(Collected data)
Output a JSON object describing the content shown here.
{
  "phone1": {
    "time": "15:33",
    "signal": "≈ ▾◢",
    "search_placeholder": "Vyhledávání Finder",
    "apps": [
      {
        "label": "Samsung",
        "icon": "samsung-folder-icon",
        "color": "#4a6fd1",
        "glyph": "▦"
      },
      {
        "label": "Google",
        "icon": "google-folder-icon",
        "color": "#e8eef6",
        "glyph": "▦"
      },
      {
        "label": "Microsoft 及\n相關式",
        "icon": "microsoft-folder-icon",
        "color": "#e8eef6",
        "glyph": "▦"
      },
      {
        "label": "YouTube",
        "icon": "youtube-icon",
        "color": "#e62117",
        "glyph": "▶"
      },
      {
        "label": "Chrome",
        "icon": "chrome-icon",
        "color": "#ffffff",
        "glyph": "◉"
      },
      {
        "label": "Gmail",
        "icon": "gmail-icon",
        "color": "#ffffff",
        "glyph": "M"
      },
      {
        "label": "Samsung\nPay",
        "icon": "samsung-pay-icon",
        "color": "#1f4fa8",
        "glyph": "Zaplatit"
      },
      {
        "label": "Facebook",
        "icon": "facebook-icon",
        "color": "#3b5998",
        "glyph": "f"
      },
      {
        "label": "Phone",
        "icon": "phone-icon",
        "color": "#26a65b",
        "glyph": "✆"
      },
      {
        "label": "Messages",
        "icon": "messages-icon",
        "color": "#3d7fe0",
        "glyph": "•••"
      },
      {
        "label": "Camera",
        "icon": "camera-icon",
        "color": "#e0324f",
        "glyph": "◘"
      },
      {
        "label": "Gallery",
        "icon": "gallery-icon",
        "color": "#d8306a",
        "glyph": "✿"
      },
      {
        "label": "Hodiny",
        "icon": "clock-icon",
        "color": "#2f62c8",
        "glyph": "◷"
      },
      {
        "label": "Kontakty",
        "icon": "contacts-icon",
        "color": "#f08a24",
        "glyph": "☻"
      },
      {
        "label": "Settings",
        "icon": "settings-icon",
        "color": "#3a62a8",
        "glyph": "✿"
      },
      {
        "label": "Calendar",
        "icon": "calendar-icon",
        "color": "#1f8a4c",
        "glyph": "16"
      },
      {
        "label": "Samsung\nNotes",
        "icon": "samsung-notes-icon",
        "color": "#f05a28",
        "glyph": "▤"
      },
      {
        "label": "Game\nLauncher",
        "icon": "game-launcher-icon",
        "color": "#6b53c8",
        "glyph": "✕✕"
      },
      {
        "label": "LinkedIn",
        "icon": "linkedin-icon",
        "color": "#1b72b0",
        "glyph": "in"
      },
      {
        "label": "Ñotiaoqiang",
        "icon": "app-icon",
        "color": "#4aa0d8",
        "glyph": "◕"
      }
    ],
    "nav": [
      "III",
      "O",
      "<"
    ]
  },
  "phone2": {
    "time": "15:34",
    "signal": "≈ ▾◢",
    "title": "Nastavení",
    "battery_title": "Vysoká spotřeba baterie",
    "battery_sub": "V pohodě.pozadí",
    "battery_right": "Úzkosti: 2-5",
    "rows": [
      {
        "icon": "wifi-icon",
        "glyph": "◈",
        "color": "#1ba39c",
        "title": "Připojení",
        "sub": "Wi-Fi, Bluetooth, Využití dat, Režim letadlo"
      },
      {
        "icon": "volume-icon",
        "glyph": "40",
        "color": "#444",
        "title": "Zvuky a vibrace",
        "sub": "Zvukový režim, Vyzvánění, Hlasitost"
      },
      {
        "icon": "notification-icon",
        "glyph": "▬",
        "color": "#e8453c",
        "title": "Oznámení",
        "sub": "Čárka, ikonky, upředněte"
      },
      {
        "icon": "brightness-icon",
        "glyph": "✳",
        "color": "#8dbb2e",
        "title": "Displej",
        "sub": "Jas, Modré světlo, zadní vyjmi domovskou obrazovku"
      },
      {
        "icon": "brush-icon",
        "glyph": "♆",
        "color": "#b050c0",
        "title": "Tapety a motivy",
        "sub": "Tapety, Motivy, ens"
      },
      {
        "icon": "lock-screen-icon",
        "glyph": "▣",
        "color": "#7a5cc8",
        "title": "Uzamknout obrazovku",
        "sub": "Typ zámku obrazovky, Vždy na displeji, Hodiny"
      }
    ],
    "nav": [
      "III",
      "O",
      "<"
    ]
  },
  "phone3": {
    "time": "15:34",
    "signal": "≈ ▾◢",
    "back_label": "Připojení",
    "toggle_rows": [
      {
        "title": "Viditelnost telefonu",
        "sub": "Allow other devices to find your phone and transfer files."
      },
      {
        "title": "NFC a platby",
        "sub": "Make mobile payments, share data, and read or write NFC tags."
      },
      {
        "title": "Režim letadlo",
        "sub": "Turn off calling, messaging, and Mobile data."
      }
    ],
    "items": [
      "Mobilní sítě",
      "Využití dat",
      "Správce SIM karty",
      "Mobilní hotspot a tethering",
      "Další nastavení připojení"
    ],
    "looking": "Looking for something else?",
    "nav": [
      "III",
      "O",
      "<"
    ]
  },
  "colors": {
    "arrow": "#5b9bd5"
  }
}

> [GIVEN PROBLEM] Reproduce every record, matching each line exactly.

> [SOLUTION]
Output a JSON object describing the content shown here.
{
  "phone1": {
    "time": "15:33",
    "signal": "≈ ▾◢",
    "search_placeholder": "Vyhledávání Finder",
    "apps": [
      {
        "label": "Samsung",
        "icon": "samsung-folder-icon",
        "color": "#4a6fd1",
        "glyph": "▦"
      },
      {
        "label": "Google",
        "icon": "google-folder-icon",
        "color": "#e8eef6",
        "glyph": "▦"
      },
      {
        "label": "Microsoft 及\n相關式",
        "icon": "microsoft-folder-icon",
        "color": "#e8eef6",
        "glyph": "▦"
      },
      {
        "label": "YouTube",
        "icon": "youtube-icon",
        "color": "#e62117",
        "glyph": "▶"
      },
      {
        "label": "Chrome",
        "icon": "chrome-icon",
        "color": "#ffffff",
        "glyph": "◉"
      },
      {
        "label": "Gmail",
        "icon": "gmail-icon",
        "color": "#ffffff",
        "glyph": "M"
      },
      {
        "label": "Samsung\nPay",
        "icon": "samsung-pay-icon",
        "color": "#1f4fa8",
        "glyph": "Zaplatit"
      },
      {
        "label": "Facebook",
        "icon": "facebook-icon",
        "color": "#3b5998",
        "glyph": "f"
      },
      {
        "label": "Phone",
        "icon": "phone-icon",
        "color": "#26a65b",
        "glyph": "✆"
      },
      {
        "label": "Messages",
        "icon": "messages-icon",
        "color": "#3d7fe0",
        "glyph": "•••"
      },
      {
        "label": "Camera",
        "icon": "camera-icon",
        "color": "#e0324f",
        "glyph": "◘"
      },
      {
        "label": "Gallery",
        "icon": "gallery-icon",
        "color": "#d8306a",
        "glyph": "✿"
      },
      {
        "label": "Hodiny",
        "icon": "clock-icon",
        "color": "#2f62c8",
        "glyph": "◷"
      },
      {
        "label": "Kontakty",
        "icon": "contacts-icon",
        "color": "#f08a24",
        "glyph": "☻"
      },
      {
        "label": "Settings",
        "icon": "settings-icon",
        "color": "#3a62a8",
        "glyph": "✿"
      },
      {
        "label": "Calendar",
        "icon": "calendar-icon",
        "color": "#1f8a4c",
        "glyph": "16"
      },
      {
        "label": "Samsung\nNotes",
        "icon": "samsung-notes-icon",
        "color": "#f05a28",
        "glyph": "▤"
      },
      {
        "label": "Game\nLauncher",
        "icon": "game-launcher-icon",
        "color": "#6b53c8",
        "glyph": "✕✕"
      },
      {
        "label": "LinkedIn",
        "icon": "linkedin-icon",
        "color": "#1b72b0",
        "glyph": "in"
      },
      {
        "label": "Ñotiaoqiang",
        "icon": "app-icon",
        "color": "#4aa0d8",
        "glyph": "◕"
      }
    ],
    "nav": [
      "III",
      "O",
      "<"
    ]
  },
  "phone2": {
    "time": "15:34",
    "signal": "≈ ▾◢",
    "title": "Nastavení",
    "battery_title": "Vysoká spotřeba baterie",
    "battery_sub": "V pohodě.pozadí",
    "battery_right": "Úzkosti: 2-5",
    "rows": [
      {
        "icon": "wifi-icon",
        "glyph": "◈",
        "color": "#1ba39c",
        "title": "Připojení",
        "sub": "Wi-Fi, Bluetooth, Využití dat, Režim letadlo"
      },
      {
        "icon": "volume-icon",
        "glyph": "40",
        "color": "#444",
        "title": "Zvuky a vibrace",
        "sub": "Zvukový režim, Vyzvánění, Hlasitost"
      },
      {
        "icon": "notification-icon",
        "glyph": "▬",
        "color": "#e8453c",
        "title": "Oznámení",
        "sub": "Čárka, ikonky, upředněte"
      },
      {
        "icon": "brightness-icon",
        "glyph": "✳",
        "color": "#8dbb2e",
        "title": "Displej",
        "sub": "Jas, Modré světlo, zadní vyjmi domovskou obrazovku"
      },
      {
        "icon": "brush-icon",
        "glyph": "♆",
        "color": "#b050c0",
        "title": "Tapety a motivy",
        "sub": "Tapety, Motivy, ens"
      },
      {
        "icon": "lock-screen-icon",
        "glyph": "▣",
        "color": "#7a5cc8",
        "title": "Uzamknout obrazovku",
        "sub": "Typ zámku obrazovky, Vždy na displeji, Hodiny"
      }
    ],
    "nav": [
      "III",
      "O",
      "<"
    ]
  },
  "phone3": {
    "time": "15:34",
    "signal": "≈ ▾◢",
    "back_label": "Připojení",
    "toggle_rows": [
      {
        "title": "Viditelnost telefonu",
        "sub": "Allow other devices to find your phone and transfer files."
      },
      {
        "title": "NFC a platby",
        "sub": "Make mobile payments, share data, and read or write NFC tags."
      },
      {
        "title": "Režim letadlo",
        "sub": "Turn off calling, messaging, and Mobile data."
      }
    ],
    "items": [
      "Mobilní sítě",
      "Využití dat",
      "Správce SIM karty",
      "Mobilní hotspot a tethering",
      "Další nastavení připojení"
    ],
    "looking": "Looking for something else?",
    "nav": [
      "III",
      "O",
      "<"
    ]
  },
  "colors": {
    "arrow": "#5b9bd5"
  }
}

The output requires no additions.